--- Supplied data ---

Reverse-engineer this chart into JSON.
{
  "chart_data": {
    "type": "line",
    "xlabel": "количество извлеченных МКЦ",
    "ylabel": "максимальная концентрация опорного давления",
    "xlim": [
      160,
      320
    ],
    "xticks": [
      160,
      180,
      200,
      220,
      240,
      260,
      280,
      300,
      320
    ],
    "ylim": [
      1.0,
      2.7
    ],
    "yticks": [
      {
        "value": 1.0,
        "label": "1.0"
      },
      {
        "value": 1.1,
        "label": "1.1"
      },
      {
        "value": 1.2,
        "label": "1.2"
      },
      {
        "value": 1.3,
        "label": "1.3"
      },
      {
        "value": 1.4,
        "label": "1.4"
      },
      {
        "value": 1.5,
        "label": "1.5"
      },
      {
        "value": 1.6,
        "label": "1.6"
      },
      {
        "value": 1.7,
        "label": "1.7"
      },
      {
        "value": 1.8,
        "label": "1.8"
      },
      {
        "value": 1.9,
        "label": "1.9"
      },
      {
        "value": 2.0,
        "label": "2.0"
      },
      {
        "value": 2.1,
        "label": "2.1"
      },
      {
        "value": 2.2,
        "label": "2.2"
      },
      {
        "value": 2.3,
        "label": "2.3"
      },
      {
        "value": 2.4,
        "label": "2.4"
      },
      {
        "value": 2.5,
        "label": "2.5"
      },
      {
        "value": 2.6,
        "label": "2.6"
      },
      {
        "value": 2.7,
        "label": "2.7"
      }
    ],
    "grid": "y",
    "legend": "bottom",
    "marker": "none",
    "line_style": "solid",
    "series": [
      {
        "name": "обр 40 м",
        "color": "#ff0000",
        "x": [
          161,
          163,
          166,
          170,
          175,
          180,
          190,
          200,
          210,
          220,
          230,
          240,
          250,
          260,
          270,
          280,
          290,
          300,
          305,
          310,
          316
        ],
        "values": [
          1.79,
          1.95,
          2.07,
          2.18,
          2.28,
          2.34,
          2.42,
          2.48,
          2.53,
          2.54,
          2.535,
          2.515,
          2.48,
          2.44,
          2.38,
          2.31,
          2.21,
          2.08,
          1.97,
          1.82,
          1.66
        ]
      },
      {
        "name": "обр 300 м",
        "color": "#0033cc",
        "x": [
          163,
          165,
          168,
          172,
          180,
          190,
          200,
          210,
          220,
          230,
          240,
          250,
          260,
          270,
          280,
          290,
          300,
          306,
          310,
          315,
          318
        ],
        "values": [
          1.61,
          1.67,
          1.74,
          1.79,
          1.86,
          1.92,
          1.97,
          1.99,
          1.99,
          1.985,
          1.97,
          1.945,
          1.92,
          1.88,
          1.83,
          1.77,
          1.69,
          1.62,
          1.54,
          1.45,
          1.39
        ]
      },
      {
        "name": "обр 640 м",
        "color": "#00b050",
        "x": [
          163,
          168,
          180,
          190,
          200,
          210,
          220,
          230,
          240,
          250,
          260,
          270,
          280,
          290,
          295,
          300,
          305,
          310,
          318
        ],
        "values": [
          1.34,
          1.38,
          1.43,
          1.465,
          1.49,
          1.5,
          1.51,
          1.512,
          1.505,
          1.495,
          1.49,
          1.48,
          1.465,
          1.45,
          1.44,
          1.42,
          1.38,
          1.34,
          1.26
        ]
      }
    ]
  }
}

---

Each record must be returned exactly as it is written.

Reverse-engineer this chart into JSON.
{
  "chart_data": {
    "type": "line",
    "xlabel": "количество извлеченных МКЦ",
    "ylabel": "максимальная концентрация опорного давления",
    "xlim": [
      160,
      320
    ],
    "xticks": [
      160,
      180,
      200,
      220,
      240,
      260,
      280,
      300,
      320
    ],
    "ylim": [
      1.0,
      2.7
    ],
    "yticks": [
      {
        "value": 1.0,
        "label": "1.0"
      },
      {
        "value": 1.1,
        "label": "1.1"
      },
      {
        "value": 1.2,
        "label": "1.2"
      },
      {
        "value": 1.3,
        "label": "1.3"
      },
      {
        "value": 1.4,
        "label": "1.4"
      },
      {
        "value": 1.5,
        "label": "1.5"
      },
      {
        "value": 1.6,
        "label": "1.6"
      },
      {
        "value": 1.7,
        "label": "1.7"
      },
      {
        "value": 1.8,
        "label": "1.8"
      },
      {
        "value": 1.9,
        "label": "1.9"
      },
      {
        "value": 2.0,
        "label": "2.0"
      },
      {
        "value": 2.1,
        "label": "2.1"
      },
      {
        "value": 2.2,
        "label": "2.2"
      },
      {
        "value": 2.3,
        "label": "2.3"
      },
      {
        "value": 2.4,
        "label": "2.4"
      },
      {
        "value": 2.5,
        "label": "2.5"
      },
      {
        "value": 2.6,
        "label": "2.6"
      },
      {
        "value": 2.7,
        "label": "2.7"
      }
    ],
    "grid": "y",
    "legend": "bottom",
    "marker": "none",
    "line_style": "solid",
    "series": [
      {
        "name": "обр 40 м",
        "color": "#ff0000",
        "x": [
          161,
          163,
          166,
          170,
          175,
          180,
          190,
          200,
          210,
          220,
          230,
          240,
          250,
          260,
          270,
          280,
          290,
          300,
          305,
          310,
          316
        ],
        "values": [
          1.79,
          1.95,
          2.07,
          2.18,
          2.28,
          2.34,
          2.42,
          2.48,
          2.53,
          2.54,
          2.535,
          2.515,
          2.48,
          2.44,
          2.38,
          2.31,
          2.21,
          2.08,
          1.97,
          1.82,
          1.66
        ]
      },
      {
        "name": "обр 300 м",
        "color": "#0033cc",
        "x": [
          163,
          165,
          168,
          172,
          180,
          190,
          200,
          210,
          220,
          230,
          240,
          250,
          260,
          270,
          280,
          290,
          300,
          306,
          310,
          315,
          318
        ],
        "values": [
          1.61,
          1.67,
          1.74,
          1.79,
          1.86,
          1.92,
          1.97,
          1.99,
          1.99,
          1.985,
          1.97,
          1.945,
          1.92,
          1.88,
          1.83,
          1.77,
          1.69,
          1.62,
          1.54,
          1.45,
          1.39
        ]
      },
      {
        "name": "обр 640 м",
        "color": "#00b050",
        "x": [
          163,
          168,
          180,
          190,
          200,
          210,
          220,
          230,
          240,
          250,
          260,
          270,
          280,
          290,
          295,
          300,
          305,
          310,
          318
        ],
        "values": [
          1.34,
          1.38,
          1.43,
          1.465,
          1.49,
          1.5,
          1.51,
          1.512,
          1.505,
          1.495,
          1.49,
          1.48,
          1.465,
          1.45,
          1.44,
          1.42,
          1.38,
          1.34,
          1.26
        ]
      }
    ]
  }
}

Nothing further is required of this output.